_Goal_
Identify all lines in the listing that include the word "ACME", and copy them out.

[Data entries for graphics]

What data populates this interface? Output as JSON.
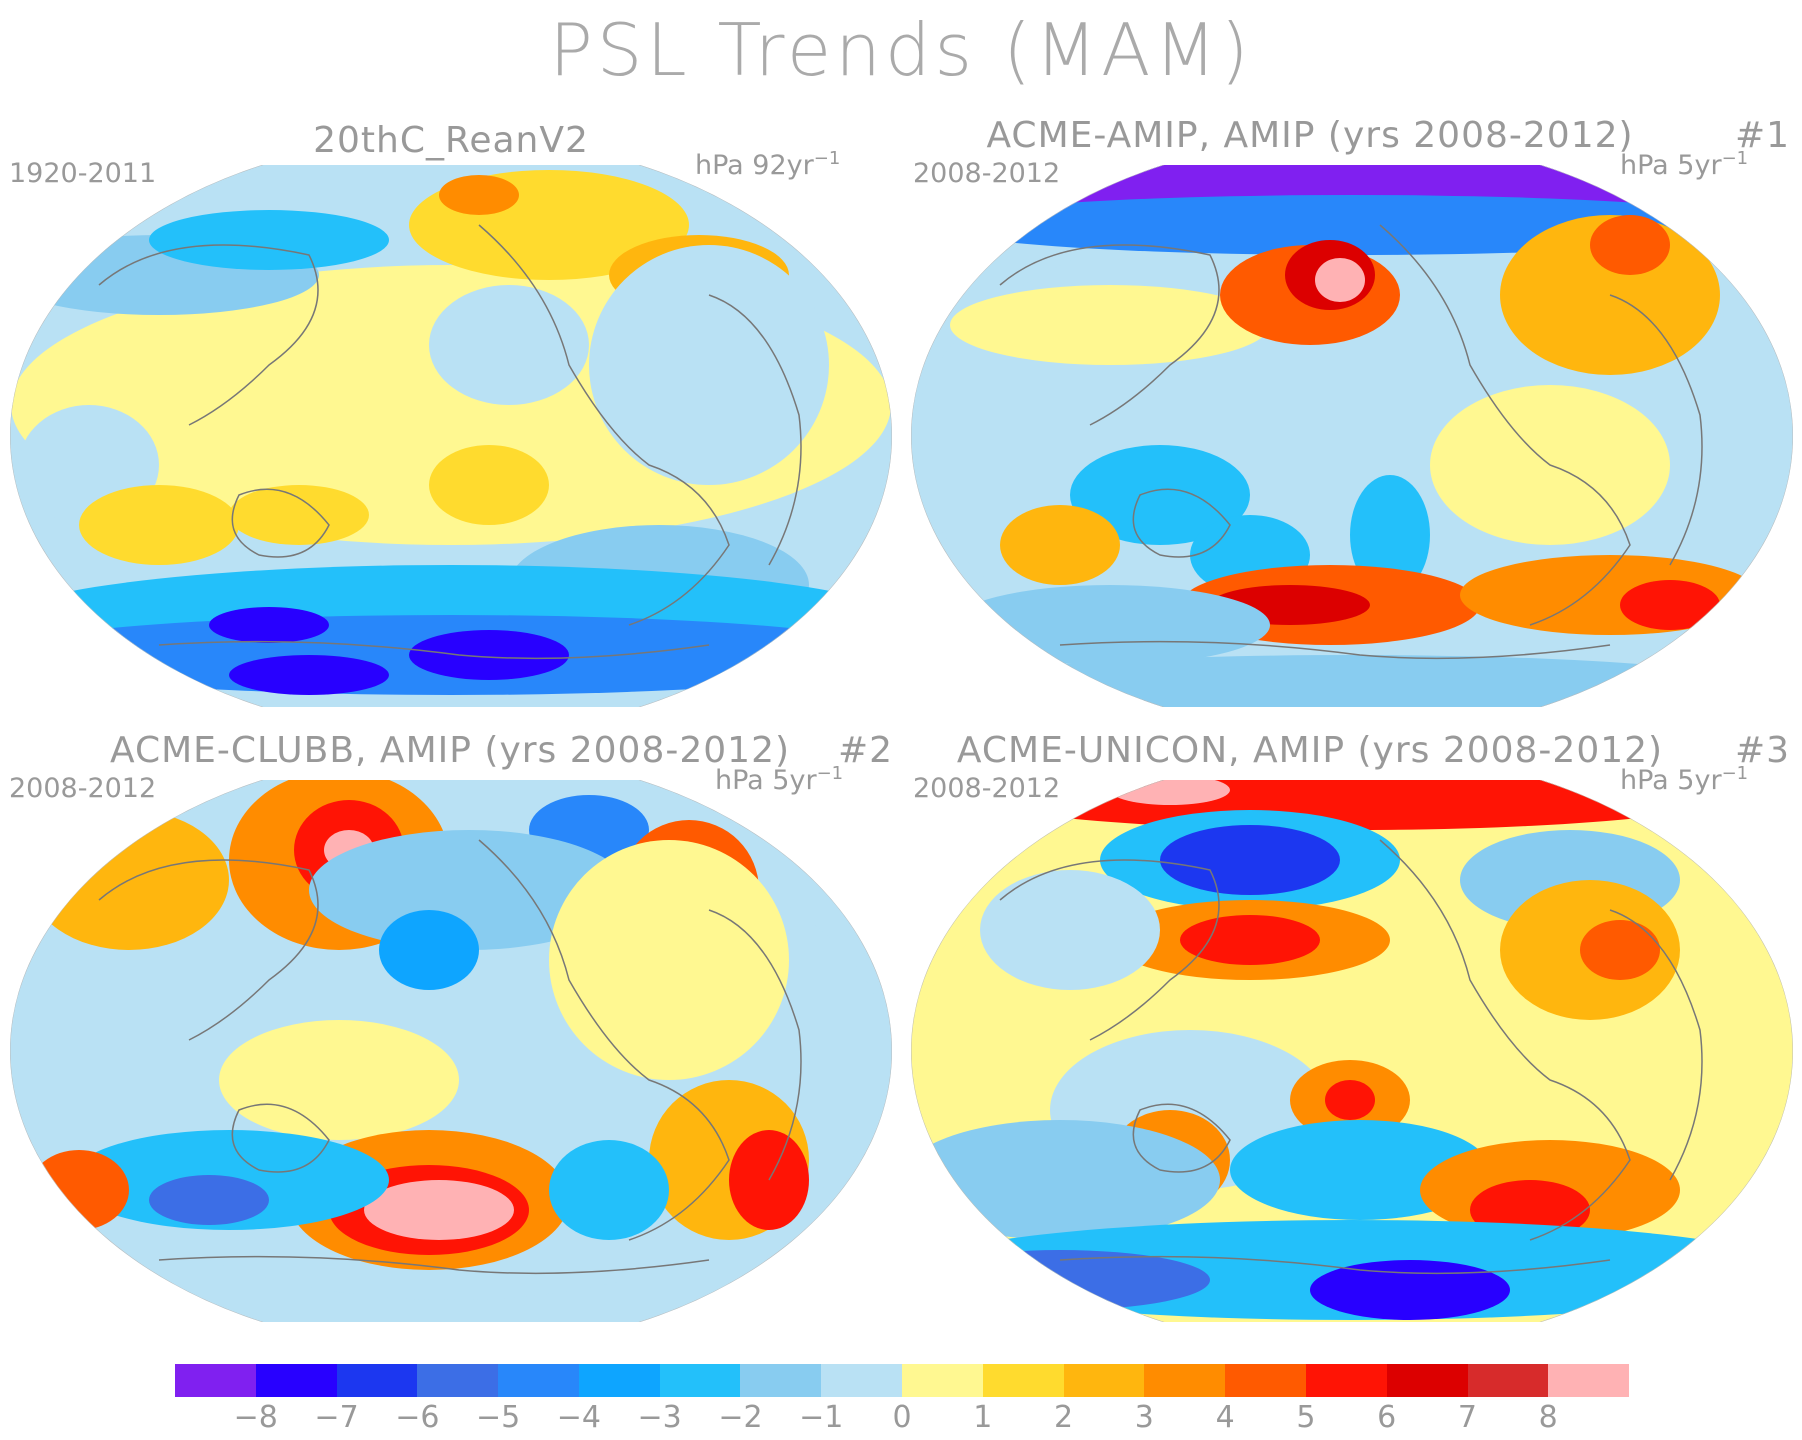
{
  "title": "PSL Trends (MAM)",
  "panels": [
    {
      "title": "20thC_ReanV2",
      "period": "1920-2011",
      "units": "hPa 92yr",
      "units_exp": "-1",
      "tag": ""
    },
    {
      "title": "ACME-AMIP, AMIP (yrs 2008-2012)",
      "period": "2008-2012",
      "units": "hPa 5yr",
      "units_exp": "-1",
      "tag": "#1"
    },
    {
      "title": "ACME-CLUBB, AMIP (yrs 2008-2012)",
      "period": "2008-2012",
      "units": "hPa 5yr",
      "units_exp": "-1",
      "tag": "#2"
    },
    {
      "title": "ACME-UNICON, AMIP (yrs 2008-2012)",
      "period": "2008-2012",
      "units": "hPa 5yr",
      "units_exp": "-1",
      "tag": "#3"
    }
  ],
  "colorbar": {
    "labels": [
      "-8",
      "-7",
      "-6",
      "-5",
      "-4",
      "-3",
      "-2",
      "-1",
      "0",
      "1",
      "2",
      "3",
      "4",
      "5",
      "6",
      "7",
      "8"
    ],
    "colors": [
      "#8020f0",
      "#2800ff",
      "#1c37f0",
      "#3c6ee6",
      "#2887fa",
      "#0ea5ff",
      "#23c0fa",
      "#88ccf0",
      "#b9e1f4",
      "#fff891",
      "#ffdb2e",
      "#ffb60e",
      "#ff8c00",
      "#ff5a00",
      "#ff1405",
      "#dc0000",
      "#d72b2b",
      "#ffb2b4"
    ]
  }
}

_Result for this exercise_
      "title": "ACME-AMIP, AMIP (yrs 2008-2012)",
      "title": "ACME-CLUBB, AMIP (yrs 2008-2012)",
      "title": "ACME-UNICON, AMIP (yrs 2008-2012)",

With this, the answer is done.